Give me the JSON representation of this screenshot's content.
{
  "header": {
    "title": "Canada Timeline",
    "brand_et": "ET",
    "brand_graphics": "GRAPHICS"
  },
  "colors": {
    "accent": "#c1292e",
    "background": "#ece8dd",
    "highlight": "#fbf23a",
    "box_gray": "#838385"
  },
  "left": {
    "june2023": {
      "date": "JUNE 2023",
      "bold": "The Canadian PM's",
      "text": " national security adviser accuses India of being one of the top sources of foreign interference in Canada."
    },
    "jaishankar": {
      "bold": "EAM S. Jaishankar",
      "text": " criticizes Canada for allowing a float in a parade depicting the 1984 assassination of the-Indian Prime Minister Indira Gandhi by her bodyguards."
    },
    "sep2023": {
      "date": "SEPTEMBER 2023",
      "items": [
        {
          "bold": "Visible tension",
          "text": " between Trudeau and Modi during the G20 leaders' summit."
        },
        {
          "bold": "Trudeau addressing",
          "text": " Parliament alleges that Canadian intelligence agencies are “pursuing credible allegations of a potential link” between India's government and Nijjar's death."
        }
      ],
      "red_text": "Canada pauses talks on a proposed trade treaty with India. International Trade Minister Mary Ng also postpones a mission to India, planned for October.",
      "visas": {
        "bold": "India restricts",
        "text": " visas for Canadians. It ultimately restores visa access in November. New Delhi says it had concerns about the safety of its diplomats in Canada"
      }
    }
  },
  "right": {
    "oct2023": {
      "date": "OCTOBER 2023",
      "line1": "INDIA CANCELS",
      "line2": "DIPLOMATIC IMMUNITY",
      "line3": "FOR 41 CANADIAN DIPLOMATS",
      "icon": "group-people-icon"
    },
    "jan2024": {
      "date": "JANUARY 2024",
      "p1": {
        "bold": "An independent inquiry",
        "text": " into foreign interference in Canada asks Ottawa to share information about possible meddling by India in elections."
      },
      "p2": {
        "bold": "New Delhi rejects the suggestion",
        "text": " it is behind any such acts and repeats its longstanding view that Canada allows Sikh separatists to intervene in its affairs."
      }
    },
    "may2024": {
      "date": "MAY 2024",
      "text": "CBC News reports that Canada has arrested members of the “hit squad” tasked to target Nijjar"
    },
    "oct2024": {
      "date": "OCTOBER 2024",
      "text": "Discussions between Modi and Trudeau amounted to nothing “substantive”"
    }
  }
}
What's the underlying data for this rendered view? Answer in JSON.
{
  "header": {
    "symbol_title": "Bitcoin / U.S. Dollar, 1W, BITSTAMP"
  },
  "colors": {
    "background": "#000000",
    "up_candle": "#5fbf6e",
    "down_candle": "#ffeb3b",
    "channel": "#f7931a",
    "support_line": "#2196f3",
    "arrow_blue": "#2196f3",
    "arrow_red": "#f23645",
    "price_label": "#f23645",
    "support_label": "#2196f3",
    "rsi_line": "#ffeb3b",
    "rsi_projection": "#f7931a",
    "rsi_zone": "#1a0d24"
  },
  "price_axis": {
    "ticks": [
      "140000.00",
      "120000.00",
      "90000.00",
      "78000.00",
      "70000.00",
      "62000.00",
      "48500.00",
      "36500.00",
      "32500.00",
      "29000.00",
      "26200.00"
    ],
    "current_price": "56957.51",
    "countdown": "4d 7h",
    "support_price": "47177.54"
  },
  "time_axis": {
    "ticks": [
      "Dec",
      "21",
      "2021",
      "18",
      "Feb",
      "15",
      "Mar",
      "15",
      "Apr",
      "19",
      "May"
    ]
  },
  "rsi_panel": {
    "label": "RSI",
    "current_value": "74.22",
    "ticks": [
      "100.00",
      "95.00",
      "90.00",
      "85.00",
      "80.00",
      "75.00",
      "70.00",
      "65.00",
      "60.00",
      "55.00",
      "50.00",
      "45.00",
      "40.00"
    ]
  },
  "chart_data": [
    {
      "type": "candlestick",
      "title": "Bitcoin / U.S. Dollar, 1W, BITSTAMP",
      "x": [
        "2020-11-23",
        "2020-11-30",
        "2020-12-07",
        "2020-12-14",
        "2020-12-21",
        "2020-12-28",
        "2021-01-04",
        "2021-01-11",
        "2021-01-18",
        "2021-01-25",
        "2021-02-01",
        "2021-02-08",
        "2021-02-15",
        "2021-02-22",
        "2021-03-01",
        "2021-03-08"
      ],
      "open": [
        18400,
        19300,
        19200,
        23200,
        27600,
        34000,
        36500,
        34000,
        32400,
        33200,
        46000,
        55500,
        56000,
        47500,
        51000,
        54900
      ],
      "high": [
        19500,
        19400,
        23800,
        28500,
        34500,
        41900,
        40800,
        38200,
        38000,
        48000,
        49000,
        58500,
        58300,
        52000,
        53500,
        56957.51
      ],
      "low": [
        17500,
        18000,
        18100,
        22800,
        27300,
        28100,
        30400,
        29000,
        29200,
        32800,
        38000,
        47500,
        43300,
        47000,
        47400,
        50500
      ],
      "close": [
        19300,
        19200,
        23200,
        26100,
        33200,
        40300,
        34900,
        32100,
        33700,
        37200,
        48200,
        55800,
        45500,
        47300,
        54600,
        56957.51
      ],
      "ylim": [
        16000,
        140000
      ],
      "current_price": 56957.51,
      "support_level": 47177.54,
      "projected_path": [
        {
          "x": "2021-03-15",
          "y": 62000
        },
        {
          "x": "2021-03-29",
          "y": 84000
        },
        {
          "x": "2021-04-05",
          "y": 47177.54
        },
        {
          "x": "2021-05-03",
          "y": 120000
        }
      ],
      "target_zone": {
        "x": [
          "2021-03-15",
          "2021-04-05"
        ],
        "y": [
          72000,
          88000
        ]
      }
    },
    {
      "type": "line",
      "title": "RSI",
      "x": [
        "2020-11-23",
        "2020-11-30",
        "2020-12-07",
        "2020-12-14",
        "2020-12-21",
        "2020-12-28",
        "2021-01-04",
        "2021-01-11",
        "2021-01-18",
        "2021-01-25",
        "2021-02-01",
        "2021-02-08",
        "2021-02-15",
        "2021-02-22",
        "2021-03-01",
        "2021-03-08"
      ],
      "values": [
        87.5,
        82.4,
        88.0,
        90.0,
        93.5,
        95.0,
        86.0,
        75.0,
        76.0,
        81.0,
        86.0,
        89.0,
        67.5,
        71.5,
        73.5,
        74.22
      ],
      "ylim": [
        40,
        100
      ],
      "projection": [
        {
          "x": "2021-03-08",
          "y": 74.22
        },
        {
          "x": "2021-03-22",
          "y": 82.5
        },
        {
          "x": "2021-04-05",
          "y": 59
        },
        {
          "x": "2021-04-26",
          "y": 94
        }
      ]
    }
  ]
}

* * *

_Written problem:_ Repeat the records above in full, character for character.

_Result for this exercise:_
Give me the JSON representation of this screenshot's content.
{
  "header": {
    "title": "Canada Timeline",
    "brand_et": "ET",
    "brand_graphics": "GRAPHICS"
  },
  "colors": {
    "accent": "#c1292e",
    "background": "#ece8dd",
    "highlight": "#fbf23a",
    "box_gray": "#838385"
  },
  "left": {
    "june2023": {
      "date": "JUNE 2023",
      "bold": "The Canadian PM's",
      "text": " national security adviser accuses India of being one of the top sources of foreign interference in Canada."
    },
    "jaishankar": {
      "bold": "EAM S. Jaishankar",
      "text": " criticizes Canada for allowing a float in a parade depicting the 1984 assassination of the-Indian Prime Minister Indira Gandhi by her bodyguards."
    },
    "sep2023": {
      "date": "SEPTEMBER 2023",
      "items": [
        {
          "bold": "Visible tension",
          "text": " between Trudeau and Modi during the G20 leaders' summit."
        },
        {
          "bold": "Trudeau addressing",
          "text": " Parliament alleges that Canadian intelligence agencies are “pursuing credible allegations of a potential link” between India's government and Nijjar's death."
        }
      ],
      "red_text": "Canada pauses talks on a proposed trade treaty with India. International Trade Minister Mary Ng also postpones a mission to India, planned for October.",
      "visas": {
        "bold": "India restricts",
        "text": " visas for Canadians. It ultimately restores visa access in November. New Delhi says it had concerns about the safety of its diplomats in Canada"
      }
    }
  },
  "right": {
    "oct2023": {
      "date": "OCTOBER 2023",
      "line1": "INDIA CANCELS",
      "line2": "DIPLOMATIC IMMUNITY",
      "line3": "FOR 41 CANADIAN DIPLOMATS",
      "icon": "group-people-icon"
    },
    "jan2024": {
      "date": "JANUARY 2024",
      "p1": {
        "bold": "An independent inquiry",
        "text": " into foreign interference in Canada asks Ottawa to share information about possible meddling by India in elections."
      },
      "p2": {
        "bold": "New Delhi rejects the suggestion",
        "text": " it is behind any such acts and repeats its longstanding view that Canada allows Sikh separatists to intervene in its affairs."
      }
    },
    "may2024": {
      "date": "MAY 2024",
      "text": "CBC News reports that Canada has arrested members of the “hit squad” tasked to target Nijjar"
    },
    "oct2024": {
      "date": "OCTOBER 2024",
      "text": "Discussions between Modi and Trudeau amounted to nothing “substantive”"
    }
  }
}
What's the underlying data for this rendered view? Answer in JSON.
{
  "header": {
    "symbol_title": "Bitcoin / U.S. Dollar, 1W, BITSTAMP"
  },
  "colors": {
    "background": "#000000",
    "up_candle": "#5fbf6e",
    "down_candle": "#ffeb3b",
    "channel": "#f7931a",
    "support_line": "#2196f3",
    "arrow_blue": "#2196f3",
    "arrow_red": "#f23645",
    "price_label": "#f23645",
    "support_label": "#2196f3",
    "rsi_line": "#ffeb3b",
    "rsi_projection": "#f7931a",
    "rsi_zone": "#1a0d24"
  },
  "price_axis": {
    "ticks": [
      "140000.00",
      "120000.00",
      "90000.00",
      "78000.00",
      "70000.00",
      "62000.00",
      "48500.00",
      "36500.00",
      "32500.00",
      "29000.00",
      "26200.00"
    ],
    "current_price": "56957.51",
    "countdown": "4d 7h",
    "support_price": "47177.54"
  },
  "time_axis": {
    "ticks": [
      "Dec",
      "21",
      "2021",
      "18",
      "Feb",
      "15",
      "Mar",
      "15",
      "Apr",
      "19",
      "May"
    ]
  },
  "rsi_panel": {
    "label": "RSI",
    "current_value": "74.22",
    "ticks": [
      "100.00",
      "95.00",
      "90.00",
      "85.00",
      "80.00",
      "75.00",
      "70.00",
      "65.00",
      "60.00",
      "55.00",
      "50.00",
      "45.00",
      "40.00"
    ]
  },
  "chart_data": [
    {
      "type": "candlestick",
      "title": "Bitcoin / U.S. Dollar, 1W, BITSTAMP",
      "x": [
        "2020-11-23",
        "2020-11-30",
        "2020-12-07",
        "2020-12-14",
        "2020-12-21",
        "2020-12-28",
        "2021-01-04",
        "2021-01-11",
        "2021-01-18",
        "2021-01-25",
        "2021-02-01",
        "2021-02-08",
        "2021-02-15",
        "2021-02-22",
        "2021-03-01",
        "2021-03-08"
      ],
      "open": [
        18400,
        19300,
        19200,
        23200,
        27600,
        34000,
        36500,
        34000,
        32400,
        33200,
        46000,
        55500,
        56000,
        47500,
        51000,
        54900
      ],
      "high": [
        19500,
        19400,
        23800,
        28500,
        34500,
        41900,
        40800,
        38200,
        38000,
        48000,
        49000,
        58500,
        58300,
        52000,
        53500,
        56957.51
      ],
      "low": [
        17500,
        18000,
        18100,
        22800,
        27300,
        28100,
        30400,
        29000,
        29200,
        32800,
        38000,
        47500,
        43300,
        47000,
        47400,
        50500
      ],
      "close": [
        19300,
        19200,
        23200,
        26100,
        33200,
        40300,
        34900,
        32100,
        33700,
        37200,
        48200,
        55800,
        45500,
        47300,
        54600,
        56957.51
      ],
      "ylim": [
        16000,
        140000
      ],
      "current_price": 56957.51,
      "support_level": 47177.54,
      "projected_path": [
        {
          "x": "2021-03-15",
          "y": 62000
        },
        {
          "x": "2021-03-29",
          "y": 84000
        },
        {
          "x": "2021-04-05",
          "y": 47177.54
        },
        {
          "x": "2021-05-03",
          "y": 120000
        }
      ],
      "target_zone": {
        "x": [
          "2021-03-15",
          "2021-04-05"
        ],
        "y": [
          72000,
          88000
        ]
      }
    },
    {
      "type": "line",
      "title": "RSI",
      "x": [
        "2020-11-23",
        "2020-11-30",
        "2020-12-07",
        "2020-12-14",
        "2020-12-21",
        "2020-12-28",
        "2021-01-04",
        "2021-01-11",
        "2021-01-18",
        "2021-01-25",
        "2021-02-01",
        "2021-02-08",
        "2021-02-15",
        "2021-02-22",
        "2021-03-01",
        "2021-03-08"
      ],
      "values": [
        87.5,
        82.4,
        88.0,
        90.0,
        93.5,
        95.0,
        86.0,
        75.0,
        76.0,
        81.0,
        86.0,
        89.0,
        67.5,
        71.5,
        73.5,
        74.22
      ],
      "ylim": [
        40,
        100
      ],
      "projection": [
        {
          "x": "2021-03-08",
          "y": 74.22
        },
        {
          "x": "2021-03-22",
          "y": 82.5
        },
        {
          "x": "2021-04-05",
          "y": 59
        },
        {
          "x": "2021-04-26",
          "y": 94
        }
      ]
    }
  ]
}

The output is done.